-- START Material for this exercise --

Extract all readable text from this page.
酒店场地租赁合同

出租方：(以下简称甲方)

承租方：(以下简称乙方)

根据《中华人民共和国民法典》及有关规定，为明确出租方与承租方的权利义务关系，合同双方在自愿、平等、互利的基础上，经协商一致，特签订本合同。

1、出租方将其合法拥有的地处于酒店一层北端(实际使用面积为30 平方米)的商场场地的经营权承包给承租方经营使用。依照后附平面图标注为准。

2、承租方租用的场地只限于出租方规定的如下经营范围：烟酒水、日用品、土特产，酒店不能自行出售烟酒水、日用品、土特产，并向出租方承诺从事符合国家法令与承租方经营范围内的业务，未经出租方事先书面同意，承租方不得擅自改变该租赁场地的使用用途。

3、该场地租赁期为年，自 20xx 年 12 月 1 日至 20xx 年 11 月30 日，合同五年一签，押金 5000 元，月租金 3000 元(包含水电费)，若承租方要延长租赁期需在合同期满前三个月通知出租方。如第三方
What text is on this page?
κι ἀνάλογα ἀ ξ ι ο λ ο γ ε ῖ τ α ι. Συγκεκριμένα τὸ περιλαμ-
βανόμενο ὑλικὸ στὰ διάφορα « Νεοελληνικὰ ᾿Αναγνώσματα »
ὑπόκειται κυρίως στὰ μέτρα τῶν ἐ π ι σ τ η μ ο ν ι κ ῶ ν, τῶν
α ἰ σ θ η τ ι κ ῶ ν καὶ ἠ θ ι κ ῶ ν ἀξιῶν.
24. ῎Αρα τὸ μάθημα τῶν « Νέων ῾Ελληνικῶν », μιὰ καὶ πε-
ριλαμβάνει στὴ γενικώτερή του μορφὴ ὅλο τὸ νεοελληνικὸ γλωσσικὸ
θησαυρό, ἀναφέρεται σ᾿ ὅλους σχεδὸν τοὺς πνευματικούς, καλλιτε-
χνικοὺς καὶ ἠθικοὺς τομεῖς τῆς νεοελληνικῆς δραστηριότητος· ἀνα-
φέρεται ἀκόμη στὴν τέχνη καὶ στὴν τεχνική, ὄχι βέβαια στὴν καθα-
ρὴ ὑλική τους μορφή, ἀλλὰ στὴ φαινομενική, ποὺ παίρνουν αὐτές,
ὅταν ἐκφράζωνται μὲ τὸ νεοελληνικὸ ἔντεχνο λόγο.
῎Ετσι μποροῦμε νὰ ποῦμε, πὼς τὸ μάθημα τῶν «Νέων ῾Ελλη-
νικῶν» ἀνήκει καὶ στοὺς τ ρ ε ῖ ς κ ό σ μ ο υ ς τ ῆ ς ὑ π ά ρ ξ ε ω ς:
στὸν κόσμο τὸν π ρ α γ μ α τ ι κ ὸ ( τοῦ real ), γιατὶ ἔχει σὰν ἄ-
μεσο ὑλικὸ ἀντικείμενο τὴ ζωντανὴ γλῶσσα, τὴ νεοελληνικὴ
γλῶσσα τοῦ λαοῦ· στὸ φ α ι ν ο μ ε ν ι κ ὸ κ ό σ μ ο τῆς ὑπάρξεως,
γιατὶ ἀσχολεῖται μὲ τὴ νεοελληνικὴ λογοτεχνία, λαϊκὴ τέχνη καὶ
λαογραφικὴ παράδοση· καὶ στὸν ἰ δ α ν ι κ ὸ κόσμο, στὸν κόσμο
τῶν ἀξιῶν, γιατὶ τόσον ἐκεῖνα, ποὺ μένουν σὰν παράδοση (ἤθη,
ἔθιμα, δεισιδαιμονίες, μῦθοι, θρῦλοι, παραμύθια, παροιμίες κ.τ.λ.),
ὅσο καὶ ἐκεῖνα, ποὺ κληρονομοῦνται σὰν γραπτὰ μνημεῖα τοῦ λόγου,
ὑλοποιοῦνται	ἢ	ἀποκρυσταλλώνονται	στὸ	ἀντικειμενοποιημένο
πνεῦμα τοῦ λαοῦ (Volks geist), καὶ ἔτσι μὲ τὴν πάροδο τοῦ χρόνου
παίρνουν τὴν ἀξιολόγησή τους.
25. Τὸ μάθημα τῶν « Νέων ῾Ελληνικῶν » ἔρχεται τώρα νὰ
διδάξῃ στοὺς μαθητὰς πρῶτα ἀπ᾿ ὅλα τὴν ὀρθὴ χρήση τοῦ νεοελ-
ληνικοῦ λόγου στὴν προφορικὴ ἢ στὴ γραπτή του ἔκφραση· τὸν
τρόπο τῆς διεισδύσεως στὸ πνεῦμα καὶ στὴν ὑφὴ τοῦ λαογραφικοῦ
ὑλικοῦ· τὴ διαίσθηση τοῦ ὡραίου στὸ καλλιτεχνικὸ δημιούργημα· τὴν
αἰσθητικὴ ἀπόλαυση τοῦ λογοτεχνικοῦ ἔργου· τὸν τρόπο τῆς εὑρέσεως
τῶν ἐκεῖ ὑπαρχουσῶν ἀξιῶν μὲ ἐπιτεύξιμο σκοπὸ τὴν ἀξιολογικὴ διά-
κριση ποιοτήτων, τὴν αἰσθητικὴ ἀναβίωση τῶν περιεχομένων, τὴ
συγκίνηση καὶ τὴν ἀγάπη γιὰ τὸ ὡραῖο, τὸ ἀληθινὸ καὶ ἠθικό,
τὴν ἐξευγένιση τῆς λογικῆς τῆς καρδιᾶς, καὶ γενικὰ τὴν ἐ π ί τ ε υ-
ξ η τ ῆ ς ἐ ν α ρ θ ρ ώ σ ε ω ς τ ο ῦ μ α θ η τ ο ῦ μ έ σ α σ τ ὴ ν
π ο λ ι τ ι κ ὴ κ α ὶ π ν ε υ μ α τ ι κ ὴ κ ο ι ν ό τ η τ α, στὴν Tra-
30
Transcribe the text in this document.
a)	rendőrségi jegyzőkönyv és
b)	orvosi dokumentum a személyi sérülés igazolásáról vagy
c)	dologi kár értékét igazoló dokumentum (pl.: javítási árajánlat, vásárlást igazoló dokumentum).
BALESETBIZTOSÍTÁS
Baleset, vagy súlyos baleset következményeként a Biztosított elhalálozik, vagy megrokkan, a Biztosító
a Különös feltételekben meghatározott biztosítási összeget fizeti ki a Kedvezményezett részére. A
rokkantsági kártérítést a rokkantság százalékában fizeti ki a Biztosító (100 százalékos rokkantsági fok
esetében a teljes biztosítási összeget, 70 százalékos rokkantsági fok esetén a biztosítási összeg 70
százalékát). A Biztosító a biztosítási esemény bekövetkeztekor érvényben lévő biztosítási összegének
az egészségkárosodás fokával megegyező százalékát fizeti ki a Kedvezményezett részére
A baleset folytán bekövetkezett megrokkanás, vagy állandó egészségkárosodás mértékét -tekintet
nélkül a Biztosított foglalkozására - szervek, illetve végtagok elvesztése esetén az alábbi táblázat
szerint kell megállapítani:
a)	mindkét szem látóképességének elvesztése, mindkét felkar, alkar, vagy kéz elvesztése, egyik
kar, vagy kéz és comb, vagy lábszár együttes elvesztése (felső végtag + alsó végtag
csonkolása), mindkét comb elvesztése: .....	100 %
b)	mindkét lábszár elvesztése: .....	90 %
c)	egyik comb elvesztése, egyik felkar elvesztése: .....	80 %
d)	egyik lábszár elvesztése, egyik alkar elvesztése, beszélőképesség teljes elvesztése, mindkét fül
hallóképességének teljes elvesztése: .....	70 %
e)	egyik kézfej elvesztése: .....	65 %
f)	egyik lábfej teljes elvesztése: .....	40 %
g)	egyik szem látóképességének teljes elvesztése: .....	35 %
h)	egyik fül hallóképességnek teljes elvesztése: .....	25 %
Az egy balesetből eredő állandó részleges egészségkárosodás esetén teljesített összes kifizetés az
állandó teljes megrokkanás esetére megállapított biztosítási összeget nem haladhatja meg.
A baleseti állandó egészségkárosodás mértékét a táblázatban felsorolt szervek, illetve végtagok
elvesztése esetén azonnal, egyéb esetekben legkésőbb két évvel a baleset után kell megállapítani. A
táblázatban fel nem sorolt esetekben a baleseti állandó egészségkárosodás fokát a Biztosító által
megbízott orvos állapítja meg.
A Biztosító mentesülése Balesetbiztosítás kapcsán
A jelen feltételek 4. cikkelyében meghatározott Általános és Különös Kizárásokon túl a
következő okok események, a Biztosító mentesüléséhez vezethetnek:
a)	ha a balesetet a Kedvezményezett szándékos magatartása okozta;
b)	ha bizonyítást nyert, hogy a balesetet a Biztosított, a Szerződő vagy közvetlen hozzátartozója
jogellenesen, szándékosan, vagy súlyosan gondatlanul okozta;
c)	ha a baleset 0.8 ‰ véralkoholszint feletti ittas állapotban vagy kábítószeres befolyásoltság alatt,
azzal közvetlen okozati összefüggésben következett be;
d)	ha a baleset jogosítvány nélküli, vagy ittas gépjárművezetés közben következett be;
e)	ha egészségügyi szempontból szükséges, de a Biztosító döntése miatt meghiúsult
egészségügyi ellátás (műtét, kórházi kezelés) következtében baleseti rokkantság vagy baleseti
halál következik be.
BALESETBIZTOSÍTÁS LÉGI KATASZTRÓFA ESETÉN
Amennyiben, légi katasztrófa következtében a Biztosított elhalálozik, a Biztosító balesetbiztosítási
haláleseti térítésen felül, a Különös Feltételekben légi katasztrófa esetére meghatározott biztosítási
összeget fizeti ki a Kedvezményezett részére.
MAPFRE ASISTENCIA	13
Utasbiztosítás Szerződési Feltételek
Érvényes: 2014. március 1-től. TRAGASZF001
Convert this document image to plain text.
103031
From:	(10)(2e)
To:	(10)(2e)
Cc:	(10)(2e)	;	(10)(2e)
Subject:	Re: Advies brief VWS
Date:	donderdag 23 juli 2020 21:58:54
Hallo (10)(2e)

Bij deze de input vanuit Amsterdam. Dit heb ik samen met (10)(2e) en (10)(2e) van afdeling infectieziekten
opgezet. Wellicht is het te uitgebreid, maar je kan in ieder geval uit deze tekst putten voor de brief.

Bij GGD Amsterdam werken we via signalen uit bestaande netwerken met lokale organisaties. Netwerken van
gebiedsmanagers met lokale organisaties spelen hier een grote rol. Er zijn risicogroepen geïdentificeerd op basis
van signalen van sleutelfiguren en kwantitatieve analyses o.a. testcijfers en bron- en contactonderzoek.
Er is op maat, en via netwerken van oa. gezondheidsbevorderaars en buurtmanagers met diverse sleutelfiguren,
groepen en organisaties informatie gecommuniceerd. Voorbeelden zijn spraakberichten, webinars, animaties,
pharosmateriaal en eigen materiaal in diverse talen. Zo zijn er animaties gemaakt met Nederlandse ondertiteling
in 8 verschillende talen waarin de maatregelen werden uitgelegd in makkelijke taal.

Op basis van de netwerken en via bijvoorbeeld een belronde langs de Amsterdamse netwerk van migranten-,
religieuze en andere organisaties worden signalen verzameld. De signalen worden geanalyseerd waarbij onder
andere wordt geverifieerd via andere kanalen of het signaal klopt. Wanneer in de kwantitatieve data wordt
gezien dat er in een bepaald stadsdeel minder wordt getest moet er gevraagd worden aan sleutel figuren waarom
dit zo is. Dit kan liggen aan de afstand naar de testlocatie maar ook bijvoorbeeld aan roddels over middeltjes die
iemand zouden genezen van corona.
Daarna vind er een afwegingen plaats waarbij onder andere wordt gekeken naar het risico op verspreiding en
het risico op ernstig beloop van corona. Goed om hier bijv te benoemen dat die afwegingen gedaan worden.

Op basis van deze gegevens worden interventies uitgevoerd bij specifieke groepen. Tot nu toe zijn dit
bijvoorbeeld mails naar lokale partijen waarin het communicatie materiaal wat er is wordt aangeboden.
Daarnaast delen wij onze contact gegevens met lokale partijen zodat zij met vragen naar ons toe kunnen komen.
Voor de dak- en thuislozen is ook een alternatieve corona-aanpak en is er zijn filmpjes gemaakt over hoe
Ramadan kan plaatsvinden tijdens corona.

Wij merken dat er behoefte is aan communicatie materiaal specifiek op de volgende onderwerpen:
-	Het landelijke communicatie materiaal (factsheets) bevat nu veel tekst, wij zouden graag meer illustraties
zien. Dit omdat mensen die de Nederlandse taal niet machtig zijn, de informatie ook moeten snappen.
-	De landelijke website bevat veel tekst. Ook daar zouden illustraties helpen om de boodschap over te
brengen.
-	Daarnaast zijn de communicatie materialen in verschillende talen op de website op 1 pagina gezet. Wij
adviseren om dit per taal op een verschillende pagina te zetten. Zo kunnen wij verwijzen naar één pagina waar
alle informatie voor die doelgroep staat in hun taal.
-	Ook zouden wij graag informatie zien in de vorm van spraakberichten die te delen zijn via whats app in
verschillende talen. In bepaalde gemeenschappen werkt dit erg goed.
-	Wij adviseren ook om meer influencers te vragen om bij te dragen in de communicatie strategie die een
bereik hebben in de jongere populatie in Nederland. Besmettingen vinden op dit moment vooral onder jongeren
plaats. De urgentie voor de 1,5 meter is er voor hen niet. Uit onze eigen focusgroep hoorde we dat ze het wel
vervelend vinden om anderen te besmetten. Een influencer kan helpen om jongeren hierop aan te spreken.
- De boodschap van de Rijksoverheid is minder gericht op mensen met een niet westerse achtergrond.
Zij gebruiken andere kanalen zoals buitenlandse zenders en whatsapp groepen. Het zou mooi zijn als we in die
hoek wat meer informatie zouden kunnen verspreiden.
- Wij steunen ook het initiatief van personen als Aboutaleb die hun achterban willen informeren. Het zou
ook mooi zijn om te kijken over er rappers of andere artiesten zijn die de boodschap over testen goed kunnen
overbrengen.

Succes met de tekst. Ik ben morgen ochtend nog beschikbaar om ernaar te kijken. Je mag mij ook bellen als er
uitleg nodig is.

-- END Material for this exercise --

- _Exercise aim_
Make a copy of each line that contains the string "website".

- _Solution to this problem_
-	De landelijke website bevat veel tekst. Ook daar zouden illustraties helpen om de boodschap over te
-	Daarnaast zijn de communicatie materialen in verschillende talen op de website op 1 pagina gezet. Wij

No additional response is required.